_WHAT THE TASK REQUIRES:_ Retype exactly and only the lines from the one that contains "What text is on this page?" through the final line of the data; pictures are left out.

— START —

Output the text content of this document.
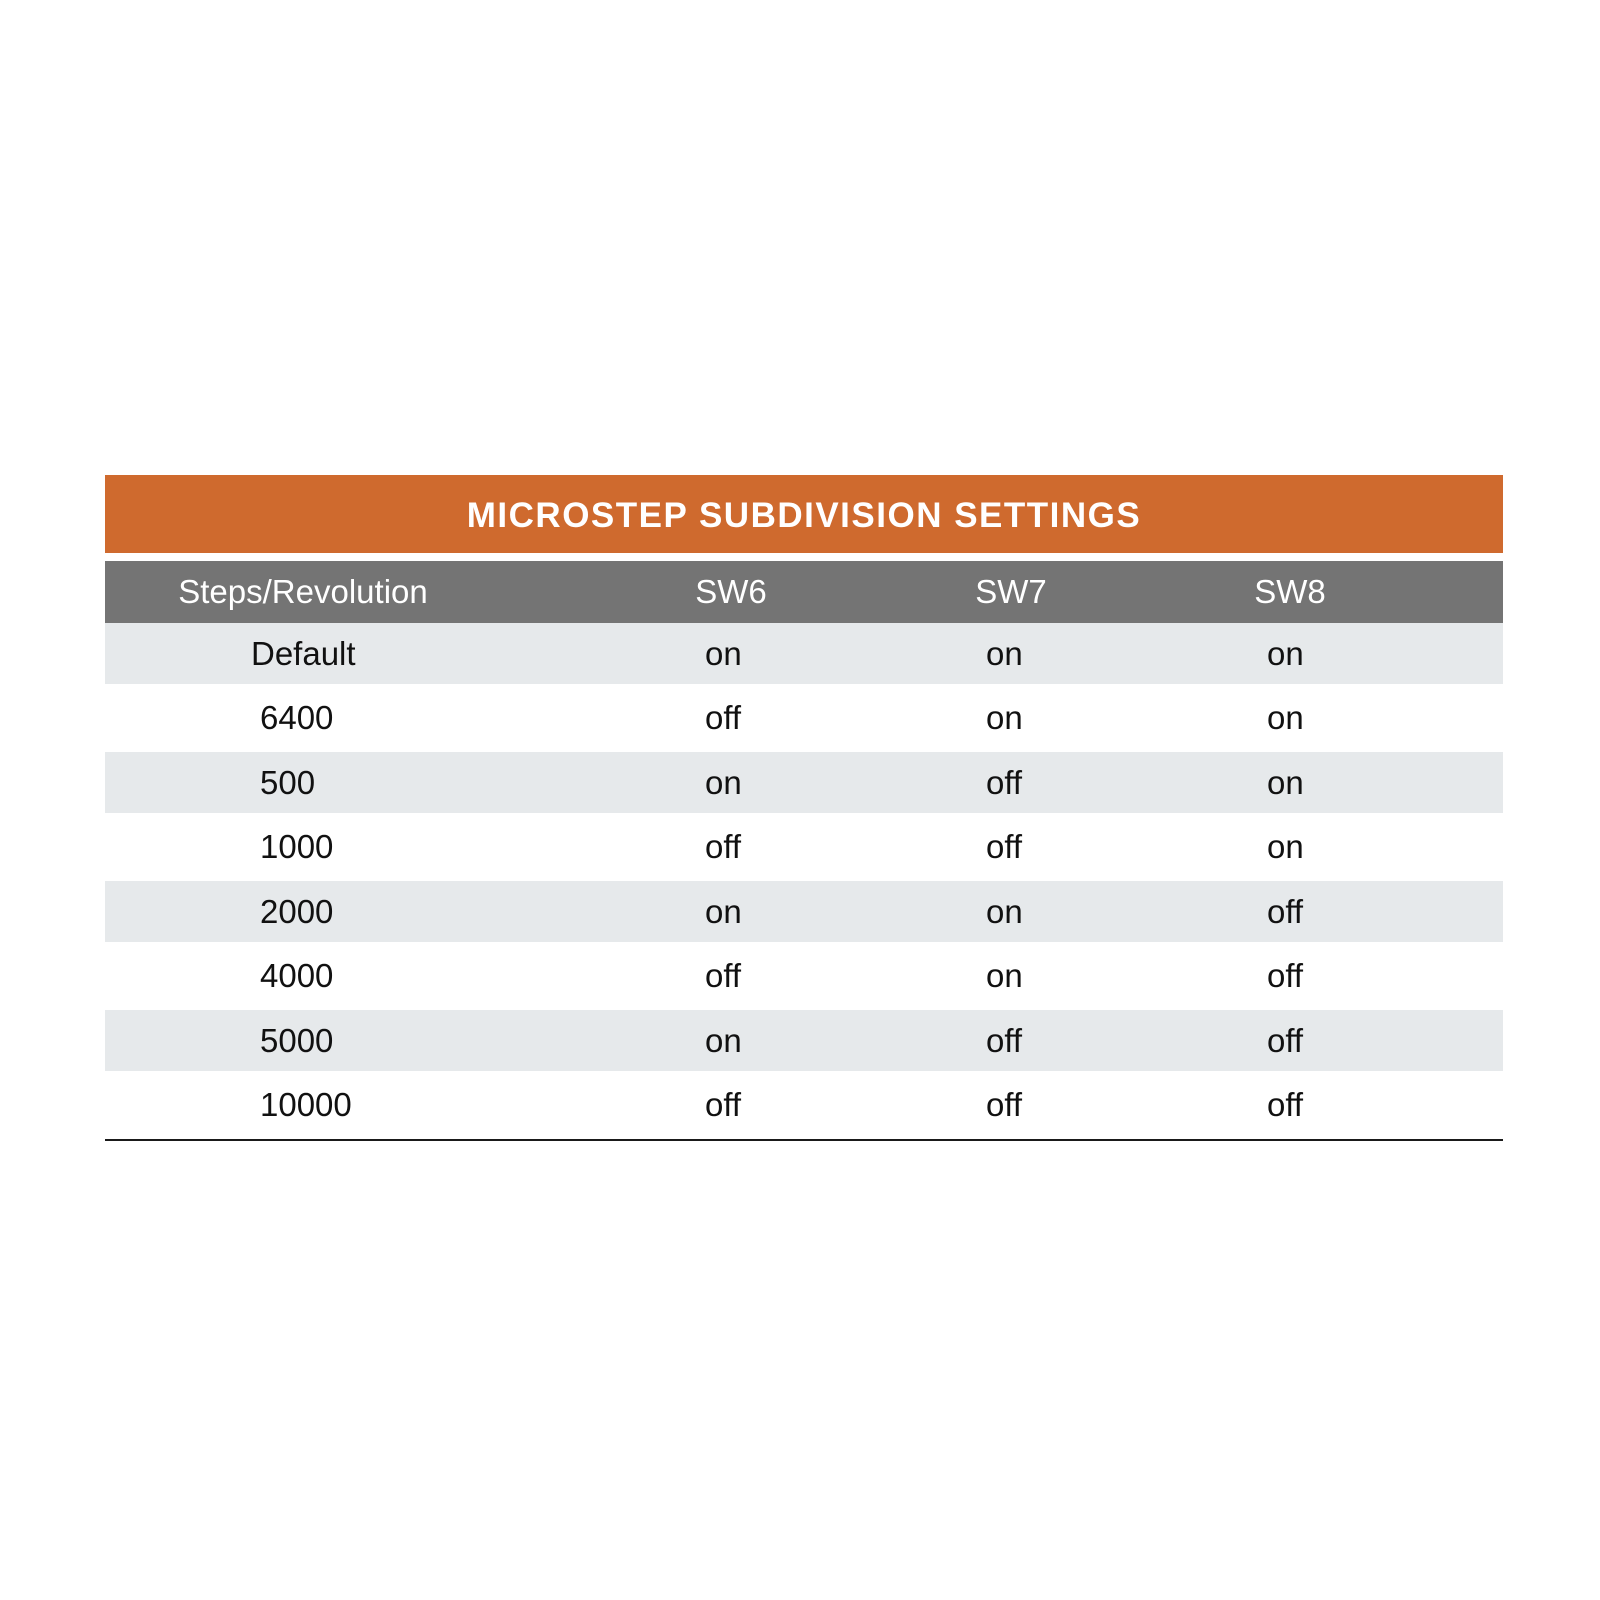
MICROSTEP SUBDIVISION SETTINGS
Steps/Revolution	SW6	SW7	SW8
Default	on	on	on
6400	off	on	on
500	on	off	on
1000	off	off	on
2000	on	on	off
4000	off	on	off
5000	on	off	off
10000	off	off	off
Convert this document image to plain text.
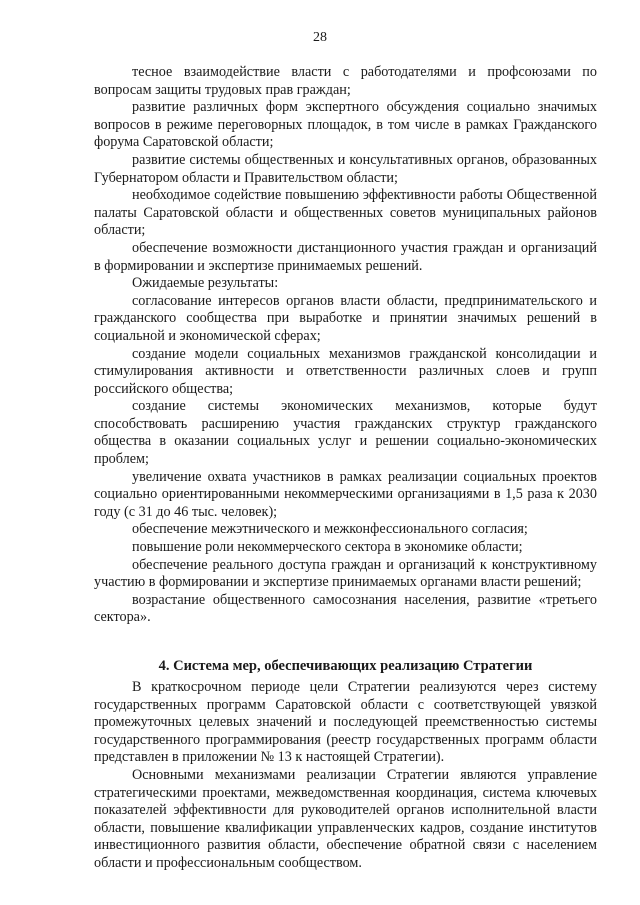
28

тесное взаимодействие власти с работодателями и профсоюзами по вопросам защиты трудовых прав граждан;

развитие различных форм экспертного обсуждения социально значимых вопросов в режиме переговорных площадок, в том числе в рамках Гражданского форума Саратовской области;

развитие системы общественных и консультативных органов, образованных Губернатором области и Правительством области;

необходимое содействие повышению эффективности работы Общественной палаты Саратовской области и общественных советов муниципальных районов области;

обеспечение возможности дистанционного участия граждан и организаций в формировании и экспертизе принимаемых решений.

Ожидаемые результаты:

согласование интересов органов власти области, предпринимательского и гражданского сообщества при выработке и принятии значимых решений в социальной и экономической сферах;

создание модели социальных механизмов гражданской консолидации и стимулирования активности и ответственности различных слоев и групп российского общества;

создание системы экономических механизмов, которые будут способствовать расширению участия гражданских структур гражданского общества в оказании социальных услуг и решении социально-экономических проблем;

увеличение охвата участников в рамках реализации социальных проектов социально ориентированными некоммерческими организациями в 1,5 раза к 2030 году (с 31 до 46 тыс. человек);

обеспечение межэтнического и межконфессионального согласия;

повышение роли некоммерческого сектора в экономике области;

обеспечение реального доступа граждан и организаций к конструктивному участию в формировании и экспертизе принимаемых органами власти решений;

возрастание общественного самосознания населения, развитие «третьего сектора».

4. Система мер, обеспечивающих реализацию Стратегии

В краткосрочном периоде цели Стратегии реализуются через систему государственных программ Саратовской области с соответствующей увязкой промежуточных целевых значений и последующей преемственностью системы государственного программирования (реестр государственных программ области представлен в приложении № 13 к настоящей Стратегии).

Основными механизмами реализации Стратегии являются управление стратегическими проектами, межведомственная координация, система ключевых показателей эффективности для руководителей органов исполнительной власти области, повышение квалификации управленческих кадров, создание институтов инвестиционного развития области, обеспечение обратной связи с населением области и профессиональным сообществом.
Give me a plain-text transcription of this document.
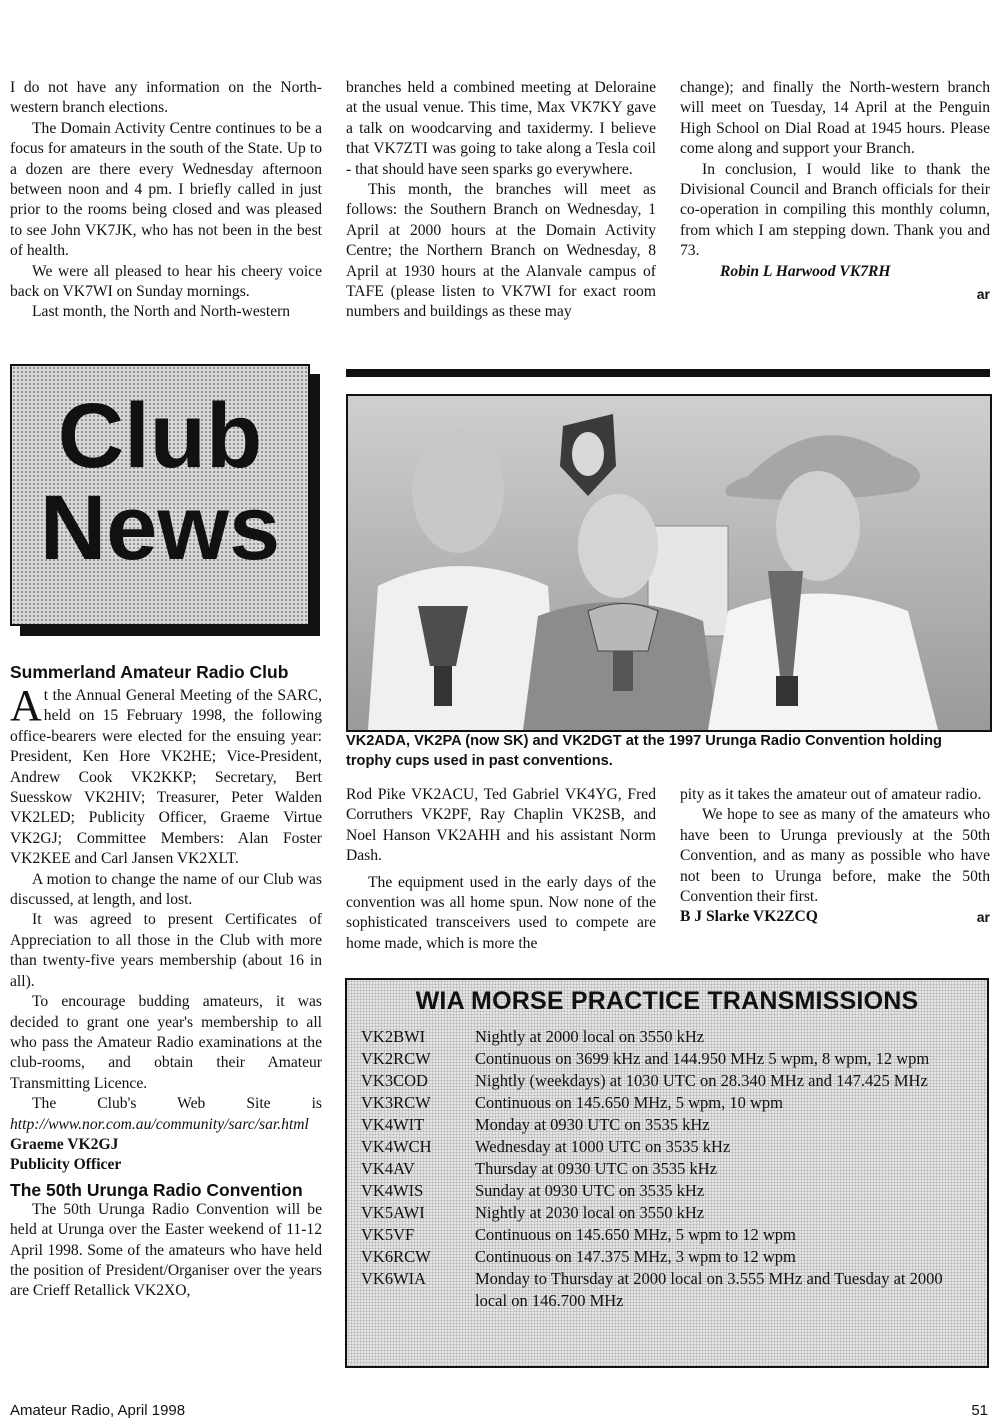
I do not have any information on the North-western branch elections.

The Domain Activity Centre continues to be a focus for amateurs in the south of the State. Up to a dozen are there every Wednesday afternoon between noon and 4 pm. I briefly called in just prior to the rooms being closed and was pleased to see John VK7JK, who has not been in the best of health.

We were all pleased to hear his cheery voice back on VK7WI on Sunday mornings.

Last month, the North and North-western

branches held a combined meeting at Deloraine at the usual venue. This time, Max VK7KY gave a talk on woodcarving and taxidermy. I believe that VK7ZTI was going to take along a Tesla coil - that should have seen sparks go everywhere.

This month, the branches will meet as follows: the Southern Branch on Wednesday, 1 April at 2000 hours at the Domain Activity Centre; the Northern Branch on Wednesday, 8 April at 1930 hours at the Alanvale campus of TAFE (please listen to VK7WI for exact room numbers and buildings as these may

change); and finally the North-western branch will meet on Tuesday, 14 April at the Penguin High School on Dial Road at 1945 hours. Please come along and support your Branch.

In conclusion, I would like to thank the Divisional Council and Branch officials for their co-operation in compiling this monthly column, from which I am stepping down. Thank you and 73.

Robin L Harwood VK7RH

ar
Club
News
Summerland Amateur Radio Club

At the Annual General Meeting of the SARC, held on 15 February 1998, the following office-bearers were elected for the ensuing year: President, Ken Hore VK2HE; Vice-President, Andrew Cook VK2KKP; Secretary, Bert Suesskow VK2HIV; Treasurer, Peter Walden VK2LED; Publicity Officer, Graeme Virtue VK2GJ; Committee Members: Alan Foster VK2KEE and Carl Jansen VK2XLT.

A motion to change the name of our Club was discussed, at length, and lost.

It was agreed to present Certificates of Appreciation to all those in the Club with more than twenty-five years membership (about 16 in all).

To encourage budding amateurs, it was decided to grant one year's membership to all who pass the Amateur Radio examinations at the club-rooms, and obtain their Amateur Transmitting Licence.

The Club's Web Site is http://www.nor.com.au/community/sarc/sar.html

Graeme VK2GJ

Publicity Officer

The 50th Urunga Radio Convention

The 50th Urunga Radio Convention will be held at Urunga over the Easter weekend of 11-12 April 1998. Some of the amateurs who have held the position of President/Organiser over the years are Crieff Retallick VK2XO,

VK2ADA, VK2PA (now SK) and VK2DGT at the 1997 Urunga Radio Convention holding trophy cups used in past conventions.

Rod Pike VK2ACU, Ted Gabriel VK4YG, Fred Corruthers VK2PF, Ray Chaplin VK2SB, and Noel Hanson VK2AHH and his assistant Norm Dash.

The equipment used in the early days of the convention was all home spun. Now none of the sophisticated transceivers used to compete are home made, which is more the

pity as it takes the amateur out of amateur radio.

We hope to see as many of the amateurs who have been to Urunga previously at the 50th Convention, and as many as possible who have not been to Urunga before, make the 50th Convention their first.

B J Slarke VK2ZCQ	ar
WIA MORSE PRACTICE TRANSMISSIONS
VK2BWI	Nightly at 2000 local on 3550 kHz
VK2RCW	Continuous on 3699 kHz and 144.950 MHz 5 wpm, 8 wpm, 12 wpm
VK3COD	Nightly (weekdays) at 1030 UTC on 28.340 MHz and 147.425 MHz
VK3RCW	Continuous on 145.650 MHz, 5 wpm, 10 wpm
VK4WIT	Monday at 0930 UTC on 3535 kHz
VK4WCH	Wednesday at 1000 UTC on 3535 kHz
VK4AV	Thursday at 0930 UTC on 3535 kHz
VK4WIS	Sunday at 0930 UTC on 3535 kHz
VK5AWI	Nightly at 2030 local on 3550 kHz
VK5VF	Continuous on 145.650 MHz, 5 wpm to 12 wpm
VK6RCW	Continuous on 147.375 MHz, 3 wpm to 12 wpm
VK6WIA	Monday to Thursday at 2000 local on 3.555 MHz and Tuesday at 2000 local on 146.700 MHz
Amateur Radio, April 1998	51
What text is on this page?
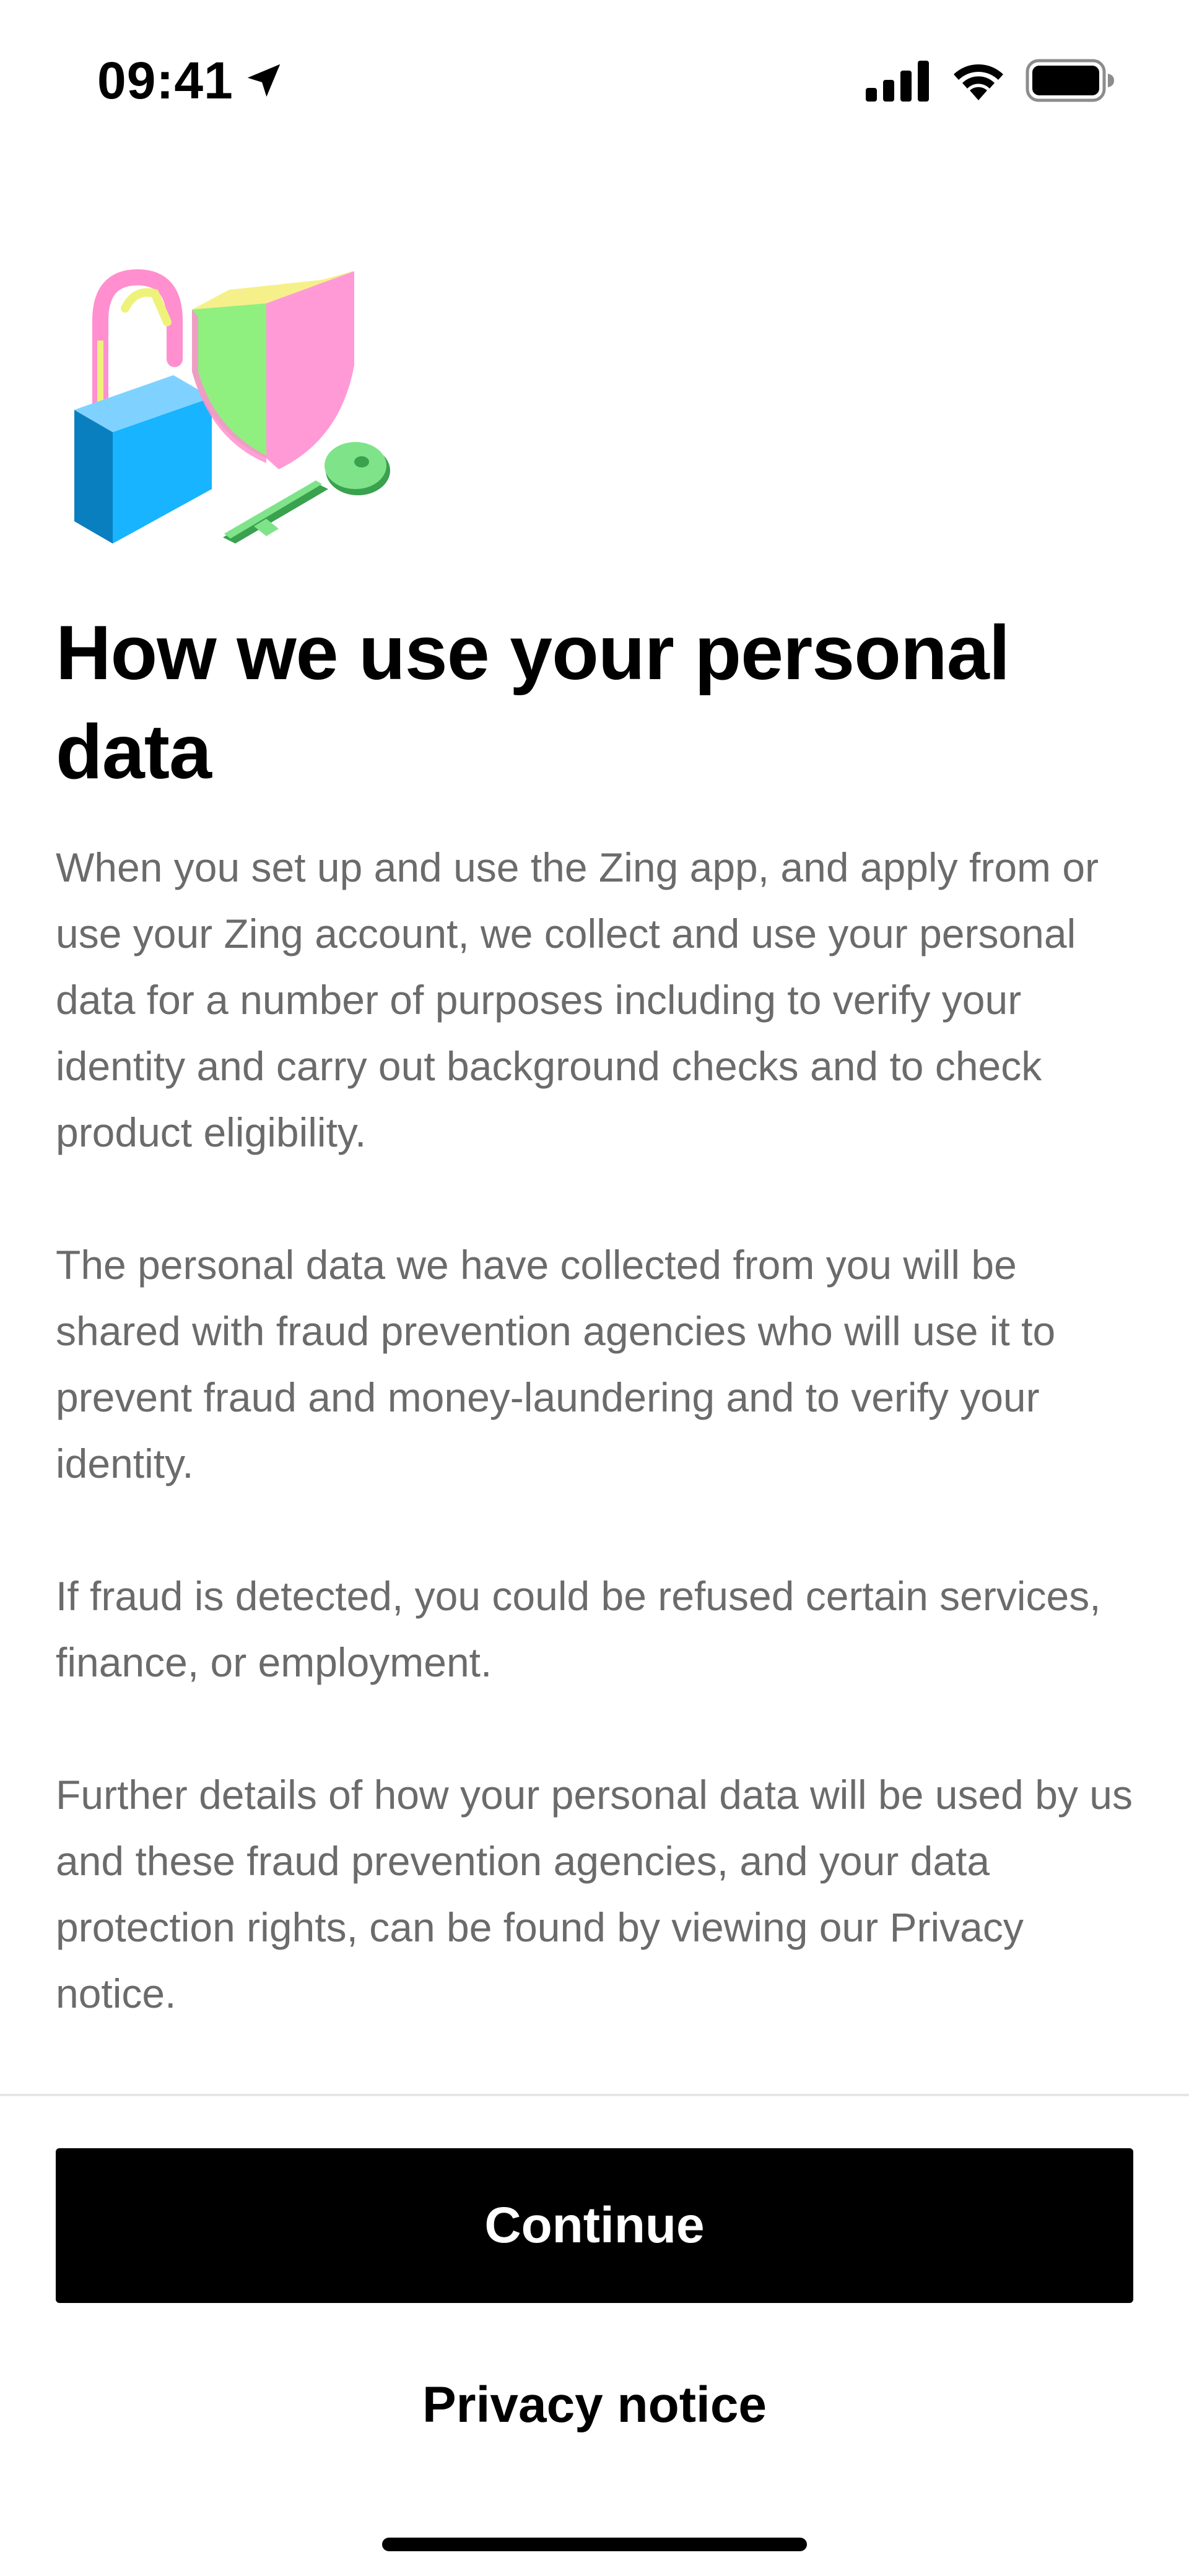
09:41
How we use your personal data

When you set up and use the Zing app, and apply from or use your Zing account, we collect and use your personal data for a number of purposes including to verify your identity and carry out background checks and to check product eligibility.

The personal data we have collected from you will be shared with fraud prevention agencies who will use it to prevent fraud and money-laundering and to verify your identity.

If fraud is detected, you could be refused certain services, finance, or employment.

Further details of how your personal data will be used by us and these fraud prevention agencies, and your data protection rights, can be found by viewing our Privacy notice.

Continue
Privacy notice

— END —

_EXERCISE RESPONSE:_
What text is on this page?
09:41
How we use your personal data

When you set up and use the Zing app, and apply from or use your Zing account, we collect and use your personal data for a number of purposes including to verify your identity and carry out background checks and to check product eligibility.

The personal data we have collected from you will be shared with fraud prevention agencies who will use it to prevent fraud and money-laundering and to verify your identity.

If fraud is detected, you could be refused certain services, finance, or employment.

Further details of how your personal data will be used by us and these fraud prevention agencies, and your data protection rights, can be found by viewing our Privacy notice.

Continue
Privacy notice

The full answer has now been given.